# [Challenge]
Locate the word "English" in the entries below, then gather every line that holds it.

# [Supplied records]
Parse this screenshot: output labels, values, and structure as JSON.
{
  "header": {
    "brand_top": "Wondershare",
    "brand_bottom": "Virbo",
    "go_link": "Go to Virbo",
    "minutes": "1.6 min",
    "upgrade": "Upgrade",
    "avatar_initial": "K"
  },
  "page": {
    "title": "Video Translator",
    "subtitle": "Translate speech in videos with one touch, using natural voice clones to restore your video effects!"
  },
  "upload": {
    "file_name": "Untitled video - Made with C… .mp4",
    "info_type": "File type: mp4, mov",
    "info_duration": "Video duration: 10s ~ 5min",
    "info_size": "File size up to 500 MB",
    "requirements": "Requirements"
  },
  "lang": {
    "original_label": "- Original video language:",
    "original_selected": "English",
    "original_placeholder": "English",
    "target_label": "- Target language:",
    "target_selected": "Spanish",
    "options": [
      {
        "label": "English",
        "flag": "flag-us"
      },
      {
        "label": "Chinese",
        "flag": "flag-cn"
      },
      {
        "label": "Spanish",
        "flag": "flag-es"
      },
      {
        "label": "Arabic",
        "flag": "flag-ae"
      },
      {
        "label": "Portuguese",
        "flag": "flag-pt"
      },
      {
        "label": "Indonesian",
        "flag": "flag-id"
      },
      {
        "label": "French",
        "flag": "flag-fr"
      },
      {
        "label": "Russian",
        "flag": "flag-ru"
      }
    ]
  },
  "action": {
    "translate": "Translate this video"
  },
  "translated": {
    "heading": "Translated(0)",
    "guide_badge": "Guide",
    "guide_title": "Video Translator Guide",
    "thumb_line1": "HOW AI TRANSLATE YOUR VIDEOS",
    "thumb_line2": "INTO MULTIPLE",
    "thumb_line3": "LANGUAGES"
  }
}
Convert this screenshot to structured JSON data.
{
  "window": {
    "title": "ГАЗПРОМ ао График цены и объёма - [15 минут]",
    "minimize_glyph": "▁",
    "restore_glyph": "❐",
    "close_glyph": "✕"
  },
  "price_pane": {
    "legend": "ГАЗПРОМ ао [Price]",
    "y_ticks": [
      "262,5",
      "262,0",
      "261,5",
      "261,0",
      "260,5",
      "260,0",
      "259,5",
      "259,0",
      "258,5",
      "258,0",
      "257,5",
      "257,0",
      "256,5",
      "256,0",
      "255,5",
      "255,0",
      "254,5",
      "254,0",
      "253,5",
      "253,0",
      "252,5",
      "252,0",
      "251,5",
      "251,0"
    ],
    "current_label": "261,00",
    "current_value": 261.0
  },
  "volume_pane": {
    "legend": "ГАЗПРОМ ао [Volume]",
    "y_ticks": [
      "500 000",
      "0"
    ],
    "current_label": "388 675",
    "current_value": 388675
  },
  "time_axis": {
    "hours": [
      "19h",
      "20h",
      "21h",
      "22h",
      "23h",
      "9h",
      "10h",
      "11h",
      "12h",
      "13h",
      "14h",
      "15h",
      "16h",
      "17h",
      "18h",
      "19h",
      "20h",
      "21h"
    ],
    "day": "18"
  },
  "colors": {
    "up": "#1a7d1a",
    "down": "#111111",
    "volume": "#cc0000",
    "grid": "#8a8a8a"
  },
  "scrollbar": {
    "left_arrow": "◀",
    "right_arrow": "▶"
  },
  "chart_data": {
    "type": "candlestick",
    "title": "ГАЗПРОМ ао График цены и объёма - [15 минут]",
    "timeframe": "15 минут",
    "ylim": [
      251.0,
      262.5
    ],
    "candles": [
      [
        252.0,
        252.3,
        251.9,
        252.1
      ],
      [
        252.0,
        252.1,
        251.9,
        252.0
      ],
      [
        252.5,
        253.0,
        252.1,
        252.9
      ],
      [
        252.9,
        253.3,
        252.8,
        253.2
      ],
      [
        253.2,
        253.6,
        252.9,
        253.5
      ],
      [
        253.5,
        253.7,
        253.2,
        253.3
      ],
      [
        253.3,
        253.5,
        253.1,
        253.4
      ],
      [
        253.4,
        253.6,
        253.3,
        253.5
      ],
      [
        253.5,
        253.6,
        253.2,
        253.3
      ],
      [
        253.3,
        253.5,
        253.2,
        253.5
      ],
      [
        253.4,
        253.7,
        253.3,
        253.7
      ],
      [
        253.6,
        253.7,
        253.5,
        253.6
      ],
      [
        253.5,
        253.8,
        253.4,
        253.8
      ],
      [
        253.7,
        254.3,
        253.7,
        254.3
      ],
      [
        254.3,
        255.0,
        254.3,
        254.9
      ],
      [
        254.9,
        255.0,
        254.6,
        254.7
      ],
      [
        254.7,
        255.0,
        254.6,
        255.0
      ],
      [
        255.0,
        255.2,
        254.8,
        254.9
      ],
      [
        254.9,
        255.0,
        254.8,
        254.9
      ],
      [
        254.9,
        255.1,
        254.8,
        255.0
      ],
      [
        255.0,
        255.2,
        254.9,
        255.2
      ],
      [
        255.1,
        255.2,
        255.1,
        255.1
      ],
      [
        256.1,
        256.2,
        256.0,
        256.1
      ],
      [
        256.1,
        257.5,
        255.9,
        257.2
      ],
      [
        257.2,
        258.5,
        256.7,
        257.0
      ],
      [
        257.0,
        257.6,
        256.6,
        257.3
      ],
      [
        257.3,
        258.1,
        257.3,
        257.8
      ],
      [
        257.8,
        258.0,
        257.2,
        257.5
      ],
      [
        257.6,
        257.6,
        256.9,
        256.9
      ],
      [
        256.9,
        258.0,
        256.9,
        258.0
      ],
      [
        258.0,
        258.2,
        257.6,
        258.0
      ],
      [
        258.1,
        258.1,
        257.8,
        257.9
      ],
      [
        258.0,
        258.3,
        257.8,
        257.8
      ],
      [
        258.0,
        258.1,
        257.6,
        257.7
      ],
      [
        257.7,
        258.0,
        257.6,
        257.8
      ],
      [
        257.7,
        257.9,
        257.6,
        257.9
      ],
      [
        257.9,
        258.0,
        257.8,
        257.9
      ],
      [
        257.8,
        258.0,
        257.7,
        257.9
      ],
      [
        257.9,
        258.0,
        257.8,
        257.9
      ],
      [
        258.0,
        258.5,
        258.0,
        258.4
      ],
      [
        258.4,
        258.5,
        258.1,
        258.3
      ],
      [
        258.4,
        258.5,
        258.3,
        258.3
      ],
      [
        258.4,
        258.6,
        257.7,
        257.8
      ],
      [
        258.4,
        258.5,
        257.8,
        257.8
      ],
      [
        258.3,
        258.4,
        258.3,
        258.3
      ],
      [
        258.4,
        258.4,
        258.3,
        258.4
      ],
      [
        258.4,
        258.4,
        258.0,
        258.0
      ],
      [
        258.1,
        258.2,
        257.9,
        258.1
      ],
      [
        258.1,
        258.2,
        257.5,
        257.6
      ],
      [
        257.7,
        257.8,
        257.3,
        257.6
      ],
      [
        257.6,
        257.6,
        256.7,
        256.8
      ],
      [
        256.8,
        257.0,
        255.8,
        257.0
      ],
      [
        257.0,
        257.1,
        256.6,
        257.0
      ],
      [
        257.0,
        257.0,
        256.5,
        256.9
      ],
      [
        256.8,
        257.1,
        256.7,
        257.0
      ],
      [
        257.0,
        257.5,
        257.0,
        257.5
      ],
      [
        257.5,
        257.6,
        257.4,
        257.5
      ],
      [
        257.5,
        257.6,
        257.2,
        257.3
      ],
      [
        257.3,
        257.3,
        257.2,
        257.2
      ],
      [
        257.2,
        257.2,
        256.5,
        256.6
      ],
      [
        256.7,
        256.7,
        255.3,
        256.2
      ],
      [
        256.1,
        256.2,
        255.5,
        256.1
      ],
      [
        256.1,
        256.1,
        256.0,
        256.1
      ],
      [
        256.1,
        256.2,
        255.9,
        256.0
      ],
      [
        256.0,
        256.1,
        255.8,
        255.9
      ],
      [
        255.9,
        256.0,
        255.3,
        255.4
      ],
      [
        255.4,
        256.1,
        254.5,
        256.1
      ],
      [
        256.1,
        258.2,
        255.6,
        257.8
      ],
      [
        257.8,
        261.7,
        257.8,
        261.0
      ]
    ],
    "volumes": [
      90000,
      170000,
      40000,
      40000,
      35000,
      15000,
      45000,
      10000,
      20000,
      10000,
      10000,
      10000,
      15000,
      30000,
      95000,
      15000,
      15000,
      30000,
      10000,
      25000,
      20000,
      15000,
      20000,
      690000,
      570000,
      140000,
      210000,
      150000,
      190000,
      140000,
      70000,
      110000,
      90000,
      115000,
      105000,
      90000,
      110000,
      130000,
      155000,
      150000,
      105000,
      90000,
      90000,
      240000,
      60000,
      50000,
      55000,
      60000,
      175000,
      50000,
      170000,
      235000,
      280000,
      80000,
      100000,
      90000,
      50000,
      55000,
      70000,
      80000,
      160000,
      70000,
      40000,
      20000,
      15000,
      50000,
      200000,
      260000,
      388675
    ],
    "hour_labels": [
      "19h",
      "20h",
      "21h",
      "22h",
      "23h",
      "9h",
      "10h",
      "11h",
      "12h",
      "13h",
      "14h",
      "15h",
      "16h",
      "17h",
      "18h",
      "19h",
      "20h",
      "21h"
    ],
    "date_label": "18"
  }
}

# [Answer for this exercise]
    "original_selected": "English",
    "original_placeholder": "English",
        "label": "English",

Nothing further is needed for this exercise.